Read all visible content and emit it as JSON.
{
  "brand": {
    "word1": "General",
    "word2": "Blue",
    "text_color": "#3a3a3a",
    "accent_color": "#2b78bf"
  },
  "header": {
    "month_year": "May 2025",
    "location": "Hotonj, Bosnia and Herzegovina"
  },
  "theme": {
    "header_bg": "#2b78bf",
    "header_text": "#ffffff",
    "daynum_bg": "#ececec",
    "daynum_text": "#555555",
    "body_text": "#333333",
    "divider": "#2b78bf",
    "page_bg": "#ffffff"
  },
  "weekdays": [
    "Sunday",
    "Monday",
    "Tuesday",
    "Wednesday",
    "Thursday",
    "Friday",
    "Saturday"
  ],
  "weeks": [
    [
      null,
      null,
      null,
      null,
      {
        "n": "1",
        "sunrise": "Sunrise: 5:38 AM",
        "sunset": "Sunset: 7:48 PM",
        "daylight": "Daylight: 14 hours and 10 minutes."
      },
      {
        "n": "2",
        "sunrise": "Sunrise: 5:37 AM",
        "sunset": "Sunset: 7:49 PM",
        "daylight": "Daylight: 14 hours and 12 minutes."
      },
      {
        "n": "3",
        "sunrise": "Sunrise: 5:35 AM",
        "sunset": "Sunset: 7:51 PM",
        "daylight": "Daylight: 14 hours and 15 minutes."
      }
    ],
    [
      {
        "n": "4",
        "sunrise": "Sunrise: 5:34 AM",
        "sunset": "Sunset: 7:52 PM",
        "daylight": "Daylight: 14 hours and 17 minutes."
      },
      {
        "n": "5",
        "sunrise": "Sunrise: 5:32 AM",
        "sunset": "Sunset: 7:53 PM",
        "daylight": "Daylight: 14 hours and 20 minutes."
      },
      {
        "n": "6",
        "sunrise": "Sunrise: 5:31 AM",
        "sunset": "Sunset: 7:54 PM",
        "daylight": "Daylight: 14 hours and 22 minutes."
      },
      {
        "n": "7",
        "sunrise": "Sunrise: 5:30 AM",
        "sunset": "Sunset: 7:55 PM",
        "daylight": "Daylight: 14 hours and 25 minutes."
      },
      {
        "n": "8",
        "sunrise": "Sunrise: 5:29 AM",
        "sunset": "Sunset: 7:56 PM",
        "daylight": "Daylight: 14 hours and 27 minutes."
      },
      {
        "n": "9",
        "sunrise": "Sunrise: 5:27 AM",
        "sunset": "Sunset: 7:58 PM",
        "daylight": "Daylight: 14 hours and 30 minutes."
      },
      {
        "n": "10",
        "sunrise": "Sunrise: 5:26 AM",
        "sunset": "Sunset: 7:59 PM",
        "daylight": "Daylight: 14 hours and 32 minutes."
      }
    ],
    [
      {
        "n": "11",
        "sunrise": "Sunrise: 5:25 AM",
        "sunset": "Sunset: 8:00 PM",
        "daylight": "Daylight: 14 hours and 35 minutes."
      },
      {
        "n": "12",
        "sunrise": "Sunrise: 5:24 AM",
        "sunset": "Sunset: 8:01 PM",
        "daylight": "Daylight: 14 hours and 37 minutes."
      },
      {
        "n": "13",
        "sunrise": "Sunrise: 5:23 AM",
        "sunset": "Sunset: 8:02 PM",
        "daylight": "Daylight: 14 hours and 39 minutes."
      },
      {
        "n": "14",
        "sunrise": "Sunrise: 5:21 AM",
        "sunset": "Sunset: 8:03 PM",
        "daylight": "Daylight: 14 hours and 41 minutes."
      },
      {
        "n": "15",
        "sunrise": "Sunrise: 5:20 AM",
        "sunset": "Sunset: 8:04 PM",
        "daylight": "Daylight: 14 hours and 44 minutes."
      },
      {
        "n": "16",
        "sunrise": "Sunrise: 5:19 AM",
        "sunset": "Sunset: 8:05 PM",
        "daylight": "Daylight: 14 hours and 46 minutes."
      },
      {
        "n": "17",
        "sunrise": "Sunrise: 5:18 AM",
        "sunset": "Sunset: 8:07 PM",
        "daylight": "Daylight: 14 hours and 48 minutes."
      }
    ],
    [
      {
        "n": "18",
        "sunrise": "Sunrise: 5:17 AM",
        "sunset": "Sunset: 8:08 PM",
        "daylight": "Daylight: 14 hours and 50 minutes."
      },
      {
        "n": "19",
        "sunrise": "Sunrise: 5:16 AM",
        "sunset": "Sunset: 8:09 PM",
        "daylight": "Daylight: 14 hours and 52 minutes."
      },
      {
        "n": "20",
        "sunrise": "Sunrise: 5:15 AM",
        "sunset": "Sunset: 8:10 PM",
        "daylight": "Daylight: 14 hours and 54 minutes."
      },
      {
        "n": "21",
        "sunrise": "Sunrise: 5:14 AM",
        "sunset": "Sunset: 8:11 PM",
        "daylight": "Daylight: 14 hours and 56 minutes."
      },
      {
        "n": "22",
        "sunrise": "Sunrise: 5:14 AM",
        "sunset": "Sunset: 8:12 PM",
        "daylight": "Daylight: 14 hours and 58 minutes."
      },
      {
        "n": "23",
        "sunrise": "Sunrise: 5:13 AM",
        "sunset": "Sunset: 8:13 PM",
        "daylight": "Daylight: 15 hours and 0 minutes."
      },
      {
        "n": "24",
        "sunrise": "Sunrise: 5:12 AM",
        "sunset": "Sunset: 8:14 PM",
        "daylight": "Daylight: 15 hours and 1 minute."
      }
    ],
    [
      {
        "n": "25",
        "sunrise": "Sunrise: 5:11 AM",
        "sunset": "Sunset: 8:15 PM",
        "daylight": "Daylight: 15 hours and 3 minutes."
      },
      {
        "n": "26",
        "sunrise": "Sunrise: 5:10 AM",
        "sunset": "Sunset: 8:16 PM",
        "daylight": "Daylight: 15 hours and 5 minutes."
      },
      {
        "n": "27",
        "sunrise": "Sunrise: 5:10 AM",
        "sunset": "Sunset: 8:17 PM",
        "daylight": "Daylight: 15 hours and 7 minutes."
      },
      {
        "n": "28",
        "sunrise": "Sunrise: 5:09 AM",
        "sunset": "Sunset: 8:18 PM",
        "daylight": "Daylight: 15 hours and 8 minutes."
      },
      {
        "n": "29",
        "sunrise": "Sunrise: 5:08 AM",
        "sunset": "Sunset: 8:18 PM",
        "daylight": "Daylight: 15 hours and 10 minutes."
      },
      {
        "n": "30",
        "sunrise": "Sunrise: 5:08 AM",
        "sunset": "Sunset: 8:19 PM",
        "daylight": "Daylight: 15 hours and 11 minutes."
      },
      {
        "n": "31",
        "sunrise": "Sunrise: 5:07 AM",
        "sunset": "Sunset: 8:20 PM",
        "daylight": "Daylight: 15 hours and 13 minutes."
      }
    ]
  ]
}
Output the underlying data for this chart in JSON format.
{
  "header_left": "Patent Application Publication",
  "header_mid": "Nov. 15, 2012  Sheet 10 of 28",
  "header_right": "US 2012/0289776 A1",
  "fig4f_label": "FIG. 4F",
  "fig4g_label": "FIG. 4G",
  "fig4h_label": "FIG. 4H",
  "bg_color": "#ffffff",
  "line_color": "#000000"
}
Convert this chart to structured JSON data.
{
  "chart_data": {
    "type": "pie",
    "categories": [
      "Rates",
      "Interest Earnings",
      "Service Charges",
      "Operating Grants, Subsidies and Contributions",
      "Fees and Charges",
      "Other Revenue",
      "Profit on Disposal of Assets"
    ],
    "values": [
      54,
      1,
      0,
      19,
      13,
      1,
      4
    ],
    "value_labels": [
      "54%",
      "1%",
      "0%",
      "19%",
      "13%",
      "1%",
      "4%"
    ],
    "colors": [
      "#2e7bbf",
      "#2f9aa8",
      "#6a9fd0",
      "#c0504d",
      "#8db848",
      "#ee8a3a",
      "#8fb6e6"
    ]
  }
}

# What you should do:
Report how many lines in the entries hold the string "ffffff". Nothing but the number is wanted.

# Solution:
3